What to work on =>
Give back the full material, exactly as it reads.

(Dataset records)
== == ==
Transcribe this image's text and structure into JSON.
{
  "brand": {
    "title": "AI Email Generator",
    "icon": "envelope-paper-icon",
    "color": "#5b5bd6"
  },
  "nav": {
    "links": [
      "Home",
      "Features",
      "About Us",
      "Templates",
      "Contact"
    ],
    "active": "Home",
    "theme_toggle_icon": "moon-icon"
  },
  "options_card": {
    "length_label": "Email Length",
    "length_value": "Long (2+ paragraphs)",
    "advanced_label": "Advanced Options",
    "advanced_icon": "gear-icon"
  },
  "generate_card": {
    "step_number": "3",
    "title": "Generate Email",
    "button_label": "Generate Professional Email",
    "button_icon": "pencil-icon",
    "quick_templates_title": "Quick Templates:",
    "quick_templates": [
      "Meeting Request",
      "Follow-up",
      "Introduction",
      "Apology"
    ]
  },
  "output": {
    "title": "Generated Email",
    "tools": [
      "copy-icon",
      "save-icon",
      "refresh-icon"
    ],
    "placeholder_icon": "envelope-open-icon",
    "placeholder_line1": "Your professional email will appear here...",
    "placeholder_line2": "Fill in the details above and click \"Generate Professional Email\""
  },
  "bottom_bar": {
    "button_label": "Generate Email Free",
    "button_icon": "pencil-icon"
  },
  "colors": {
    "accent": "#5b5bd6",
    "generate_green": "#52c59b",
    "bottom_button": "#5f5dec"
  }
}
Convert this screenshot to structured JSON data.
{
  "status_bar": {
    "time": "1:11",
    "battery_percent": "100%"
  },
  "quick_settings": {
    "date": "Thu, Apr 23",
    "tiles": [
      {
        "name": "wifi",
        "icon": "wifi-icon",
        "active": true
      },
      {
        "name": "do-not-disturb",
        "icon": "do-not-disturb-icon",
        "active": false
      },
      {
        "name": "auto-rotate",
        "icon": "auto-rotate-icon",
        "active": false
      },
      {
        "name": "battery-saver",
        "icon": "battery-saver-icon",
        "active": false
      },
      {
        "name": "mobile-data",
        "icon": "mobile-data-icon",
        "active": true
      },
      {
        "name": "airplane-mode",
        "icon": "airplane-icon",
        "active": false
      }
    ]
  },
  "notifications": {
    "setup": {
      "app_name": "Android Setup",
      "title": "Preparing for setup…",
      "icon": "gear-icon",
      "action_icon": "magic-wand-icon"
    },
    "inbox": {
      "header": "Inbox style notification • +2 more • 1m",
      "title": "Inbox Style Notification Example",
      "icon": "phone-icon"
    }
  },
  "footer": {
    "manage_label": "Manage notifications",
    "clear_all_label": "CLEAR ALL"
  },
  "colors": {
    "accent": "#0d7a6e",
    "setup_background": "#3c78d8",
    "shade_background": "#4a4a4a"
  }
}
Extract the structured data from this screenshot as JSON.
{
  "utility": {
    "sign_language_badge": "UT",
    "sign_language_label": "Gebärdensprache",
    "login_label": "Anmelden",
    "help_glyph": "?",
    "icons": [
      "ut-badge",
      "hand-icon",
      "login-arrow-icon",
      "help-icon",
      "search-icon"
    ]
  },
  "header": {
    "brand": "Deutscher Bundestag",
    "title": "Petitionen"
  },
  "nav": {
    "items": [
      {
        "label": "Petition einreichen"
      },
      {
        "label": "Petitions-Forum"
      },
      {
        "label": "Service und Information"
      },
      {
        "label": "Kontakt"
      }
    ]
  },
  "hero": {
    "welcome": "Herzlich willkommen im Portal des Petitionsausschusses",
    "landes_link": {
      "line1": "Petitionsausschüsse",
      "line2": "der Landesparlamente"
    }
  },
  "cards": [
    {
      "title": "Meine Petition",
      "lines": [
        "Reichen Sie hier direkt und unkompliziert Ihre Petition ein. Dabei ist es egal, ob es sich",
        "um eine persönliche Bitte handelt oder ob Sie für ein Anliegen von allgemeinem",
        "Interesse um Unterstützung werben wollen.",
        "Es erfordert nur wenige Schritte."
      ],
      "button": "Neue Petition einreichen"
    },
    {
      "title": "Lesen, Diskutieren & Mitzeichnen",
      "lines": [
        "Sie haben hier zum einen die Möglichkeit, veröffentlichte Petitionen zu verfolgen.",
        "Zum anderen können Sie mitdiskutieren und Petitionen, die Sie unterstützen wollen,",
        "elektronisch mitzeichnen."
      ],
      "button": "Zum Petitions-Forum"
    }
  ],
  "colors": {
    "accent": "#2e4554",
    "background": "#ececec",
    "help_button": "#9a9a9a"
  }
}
== == ==
Result for this exercise =>
Transcribe this image's text and structure into JSON.
{
  "brand": {
    "title": "AI Email Generator",
    "icon": "envelope-paper-icon",
    "color": "#5b5bd6"
  },
  "nav": {
    "links": [
      "Home",
      "Features",
      "About Us",
      "Templates",
      "Contact"
    ],
    "active": "Home",
    "theme_toggle_icon": "moon-icon"
  },
  "options_card": {
    "length_label": "Email Length",
    "length_value": "Long (2+ paragraphs)",
    "advanced_label": "Advanced Options",
    "advanced_icon": "gear-icon"
  },
  "generate_card": {
    "step_number": "3",
    "title": "Generate Email",
    "button_label": "Generate Professional Email",
    "button_icon": "pencil-icon",
    "quick_templates_title": "Quick Templates:",
    "quick_templates": [
      "Meeting Request",
      "Follow-up",
      "Introduction",
      "Apology"
    ]
  },
  "output": {
    "title": "Generated Email",
    "tools": [
      "copy-icon",
      "save-icon",
      "refresh-icon"
    ],
    "placeholder_icon": "envelope-open-icon",
    "placeholder_line1": "Your professional email will appear here...",
    "placeholder_line2": "Fill in the details above and click \"Generate Professional Email\""
  },
  "bottom_bar": {
    "button_label": "Generate Email Free",
    "button_icon": "pencil-icon"
  },
  "colors": {
    "accent": "#5b5bd6",
    "generate_green": "#52c59b",
    "bottom_button": "#5f5dec"
  }
}
Convert this screenshot to structured JSON data.
{
  "status_bar": {
    "time": "1:11",
    "battery_percent": "100%"
  },
  "quick_settings": {
    "date": "Thu, Apr 23",
    "tiles": [
      {
        "name": "wifi",
        "icon": "wifi-icon",
        "active": true
      },
      {
        "name": "do-not-disturb",
        "icon": "do-not-disturb-icon",
        "active": false
      },
      {
        "name": "auto-rotate",
        "icon": "auto-rotate-icon",
        "active": false
      },
      {
        "name": "battery-saver",
        "icon": "battery-saver-icon",
        "active": false
      },
      {
        "name": "mobile-data",
        "icon": "mobile-data-icon",
        "active": true
      },
      {
        "name": "airplane-mode",
        "icon": "airplane-icon",
        "active": false
      }
    ]
  },
  "notifications": {
    "setup": {
      "app_name": "Android Setup",
      "title": "Preparing for setup…",
      "icon": "gear-icon",
      "action_icon": "magic-wand-icon"
    },
    "inbox": {
      "header": "Inbox style notification • +2 more • 1m",
      "title": "Inbox Style Notification Example",
      "icon": "phone-icon"
    }
  },
  "footer": {
    "manage_label": "Manage notifications",
    "clear_all_label": "CLEAR ALL"
  },
  "colors": {
    "accent": "#0d7a6e",
    "setup_background": "#3c78d8",
    "shade_background": "#4a4a4a"
  }
}
Extract the structured data from this screenshot as JSON.
{
  "utility": {
    "sign_language_badge": "UT",
    "sign_language_label": "Gebärdensprache",
    "login_label": "Anmelden",
    "help_glyph": "?",
    "icons": [
      "ut-badge",
      "hand-icon",
      "login-arrow-icon",
      "help-icon",
      "search-icon"
    ]
  },
  "header": {
    "brand": "Deutscher Bundestag",
    "title": "Petitionen"
  },
  "nav": {
    "items": [
      {
        "label": "Petition einreichen"
      },
      {
        "label": "Petitions-Forum"
      },
      {
        "label": "Service und Information"
      },
      {
        "label": "Kontakt"
      }
    ]
  },
  "hero": {
    "welcome": "Herzlich willkommen im Portal des Petitionsausschusses",
    "landes_link": {
      "line1": "Petitionsausschüsse",
      "line2": "der Landesparlamente"
    }
  },
  "cards": [
    {
      "title": "Meine Petition",
      "lines": [
        "Reichen Sie hier direkt und unkompliziert Ihre Petition ein. Dabei ist es egal, ob es sich",
        "um eine persönliche Bitte handelt oder ob Sie für ein Anliegen von allgemeinem",
        "Interesse um Unterstützung werben wollen.",
        "Es erfordert nur wenige Schritte."
      ],
      "button": "Neue Petition einreichen"
    },
    {
      "title": "Lesen, Diskutieren & Mitzeichnen",
      "lines": [
        "Sie haben hier zum einen die Möglichkeit, veröffentlichte Petitionen zu verfolgen.",
        "Zum anderen können Sie mitdiskutieren und Petitionen, die Sie unterstützen wollen,",
        "elektronisch mitzeichnen."
      ],
      "button": "Zum Petitions-Forum"
    }
  ],
  "colors": {
    "accent": "#2e4554",
    "background": "#ececec",
    "help_button": "#9a9a9a"
  }
}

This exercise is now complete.